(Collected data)
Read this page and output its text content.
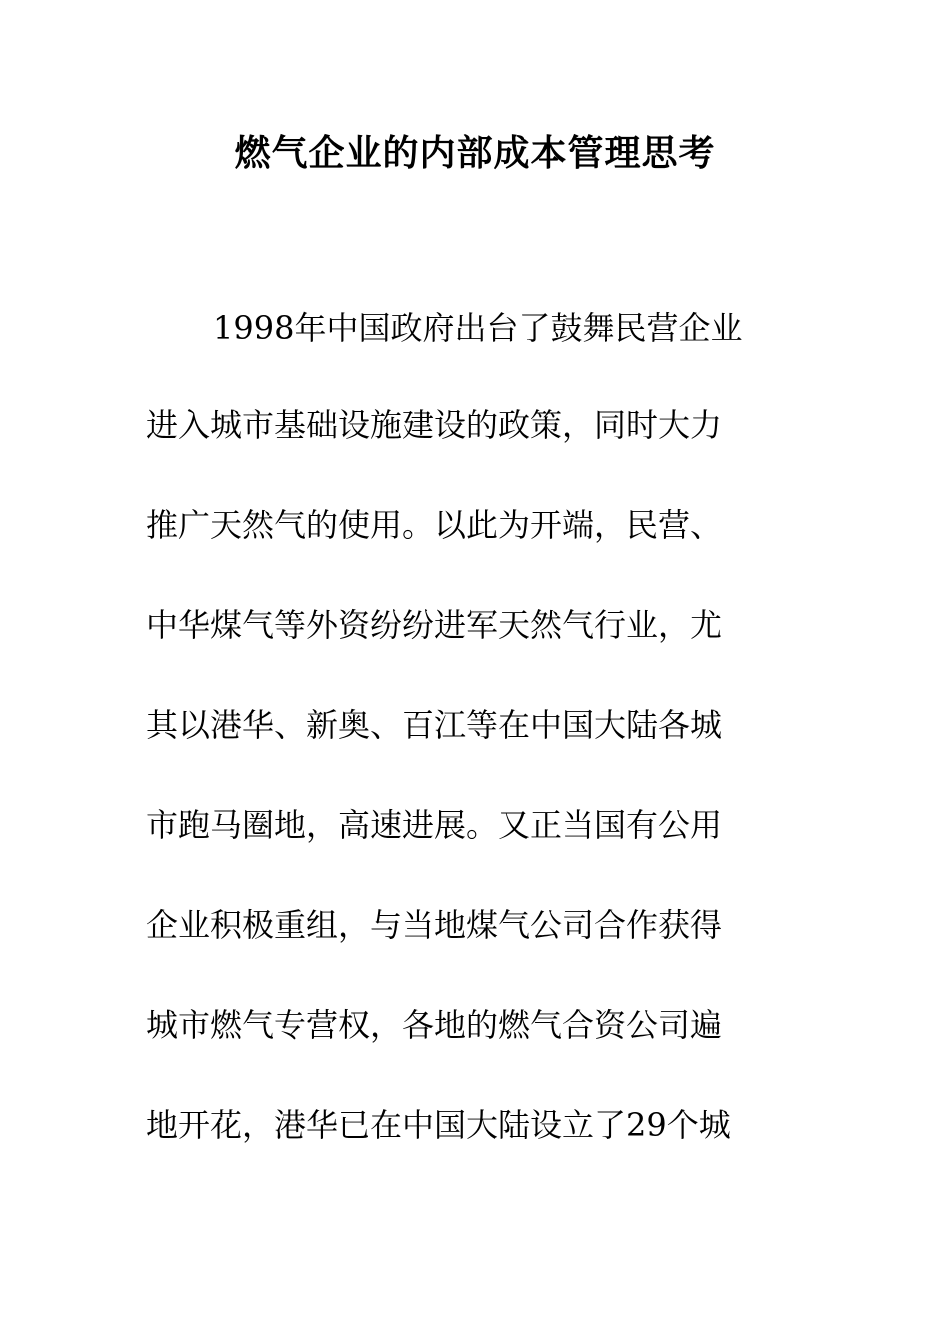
燃气企业的内部成本管理思考

1998年中国政府出台了鼓舞民营企业

进入城市基础设施建设的政策，同时大力

推广天然气的使用。以此为开端，民营、

中华煤气等外资纷纷进军天然气行业，尤

其以港华、新奥、百江等在中国大陆各城

市跑马圈地，高速进展。又正当国有公用

企业积极重组，与当地煤气公司合作获得

城市燃气专营权，各地的燃气合资公司遍

地开花，港华已在中国大陆设立了29个城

## Direction
Write out each line again precisely as it appears, skipping every picture.

## Result for this task
Read this page and output its text content.
燃气企业的内部成本管理思考

1998年中国政府出台了鼓舞民营企业

进入城市基础设施建设的政策，同时大力

推广天然气的使用。以此为开端，民营、

中华煤气等外资纷纷进军天然气行业，尤

其以港华、新奥、百江等在中国大陆各城

市跑马圈地，高速进展。又正当国有公用

企业积极重组，与当地煤气公司合作获得

城市燃气专营权，各地的燃气合资公司遍

地开花，港华已在中国大陆设立了29个城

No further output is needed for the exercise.